* _Written exercise_:
Reproduce all entries word for word.

* _Dataset content_:
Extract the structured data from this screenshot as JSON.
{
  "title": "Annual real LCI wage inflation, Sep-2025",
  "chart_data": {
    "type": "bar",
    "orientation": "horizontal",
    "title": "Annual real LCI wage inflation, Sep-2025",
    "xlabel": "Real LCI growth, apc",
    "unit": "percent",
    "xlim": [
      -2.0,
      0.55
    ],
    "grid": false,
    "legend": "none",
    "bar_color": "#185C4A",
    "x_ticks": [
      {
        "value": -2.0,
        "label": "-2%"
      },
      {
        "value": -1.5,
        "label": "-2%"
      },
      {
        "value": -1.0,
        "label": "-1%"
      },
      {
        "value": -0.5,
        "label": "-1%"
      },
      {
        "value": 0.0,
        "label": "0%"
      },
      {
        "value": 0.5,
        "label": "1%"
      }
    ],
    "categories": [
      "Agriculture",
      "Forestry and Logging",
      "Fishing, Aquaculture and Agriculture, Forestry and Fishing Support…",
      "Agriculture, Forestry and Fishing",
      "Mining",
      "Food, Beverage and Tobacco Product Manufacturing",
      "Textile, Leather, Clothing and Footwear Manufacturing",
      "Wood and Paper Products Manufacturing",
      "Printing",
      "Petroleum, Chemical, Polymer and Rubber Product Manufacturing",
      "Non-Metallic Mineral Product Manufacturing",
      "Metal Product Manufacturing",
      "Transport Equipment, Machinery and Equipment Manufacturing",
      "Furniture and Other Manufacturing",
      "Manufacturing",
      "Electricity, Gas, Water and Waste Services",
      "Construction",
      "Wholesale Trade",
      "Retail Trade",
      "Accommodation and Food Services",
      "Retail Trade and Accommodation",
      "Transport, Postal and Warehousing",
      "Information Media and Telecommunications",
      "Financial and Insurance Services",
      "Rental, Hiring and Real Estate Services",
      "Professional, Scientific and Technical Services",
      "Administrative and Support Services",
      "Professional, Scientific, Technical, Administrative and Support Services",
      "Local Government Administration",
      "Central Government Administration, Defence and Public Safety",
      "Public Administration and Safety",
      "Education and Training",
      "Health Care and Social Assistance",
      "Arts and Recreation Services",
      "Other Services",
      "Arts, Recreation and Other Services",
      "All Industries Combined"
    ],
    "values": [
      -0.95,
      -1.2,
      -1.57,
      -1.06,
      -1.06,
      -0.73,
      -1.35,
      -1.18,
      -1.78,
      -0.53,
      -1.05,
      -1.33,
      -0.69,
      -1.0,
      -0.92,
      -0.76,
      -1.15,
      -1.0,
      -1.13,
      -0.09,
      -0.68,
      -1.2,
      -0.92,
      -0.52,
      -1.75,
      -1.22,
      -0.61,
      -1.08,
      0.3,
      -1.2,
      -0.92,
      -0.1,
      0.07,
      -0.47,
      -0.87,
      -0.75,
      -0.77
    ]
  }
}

* _Complete answer_:
Extract the structured data from this screenshot as JSON.
{
  "title": "Annual real LCI wage inflation, Sep-2025",
  "chart_data": {
    "type": "bar",
    "orientation": "horizontal",
    "title": "Annual real LCI wage inflation, Sep-2025",
    "xlabel": "Real LCI growth, apc",
    "unit": "percent",
    "xlim": [
      -2.0,
      0.55
    ],
    "grid": false,
    "legend": "none",
    "bar_color": "#185C4A",
    "x_ticks": [
      {
        "value": -2.0,
        "label": "-2%"
      },
      {
        "value": -1.5,
        "label": "-2%"
      },
      {
        "value": -1.0,
        "label": "-1%"
      },
      {
        "value": -0.5,
        "label": "-1%"
      },
      {
        "value": 0.0,
        "label": "0%"
      },
      {
        "value": 0.5,
        "label": "1%"
      }
    ],
    "categories": [
      "Agriculture",
      "Forestry and Logging",
      "Fishing, Aquaculture and Agriculture, Forestry and Fishing Support…",
      "Agriculture, Forestry and Fishing",
      "Mining",
      "Food, Beverage and Tobacco Product Manufacturing",
      "Textile, Leather, Clothing and Footwear Manufacturing",
      "Wood and Paper Products Manufacturing",
      "Printing",
      "Petroleum, Chemical, Polymer and Rubber Product Manufacturing",
      "Non-Metallic Mineral Product Manufacturing",
      "Metal Product Manufacturing",
      "Transport Equipment, Machinery and Equipment Manufacturing",
      "Furniture and Other Manufacturing",
      "Manufacturing",
      "Electricity, Gas, Water and Waste Services",
      "Construction",
      "Wholesale Trade",
      "Retail Trade",
      "Accommodation and Food Services",
      "Retail Trade and Accommodation",
      "Transport, Postal and Warehousing",
      "Information Media and Telecommunications",
      "Financial and Insurance Services",
      "Rental, Hiring and Real Estate Services",
      "Professional, Scientific and Technical Services",
      "Administrative and Support Services",
      "Professional, Scientific, Technical, Administrative and Support Services",
      "Local Government Administration",
      "Central Government Administration, Defence and Public Safety",
      "Public Administration and Safety",
      "Education and Training",
      "Health Care and Social Assistance",
      "Arts and Recreation Services",
      "Other Services",
      "Arts, Recreation and Other Services",
      "All Industries Combined"
    ],
    "values": [
      -0.95,
      -1.2,
      -1.57,
      -1.06,
      -1.06,
      -0.73,
      -1.35,
      -1.18,
      -1.78,
      -0.53,
      -1.05,
      -1.33,
      -0.69,
      -1.0,
      -0.92,
      -0.76,
      -1.15,
      -1.0,
      -1.13,
      -0.09,
      -0.68,
      -1.2,
      -0.92,
      -0.52,
      -1.75,
      -1.22,
      -0.61,
      -1.08,
      0.3,
      -1.2,
      -0.92,
      -0.1,
      0.07,
      -0.47,
      -0.87,
      -0.75,
      -0.77
    ]
  }
}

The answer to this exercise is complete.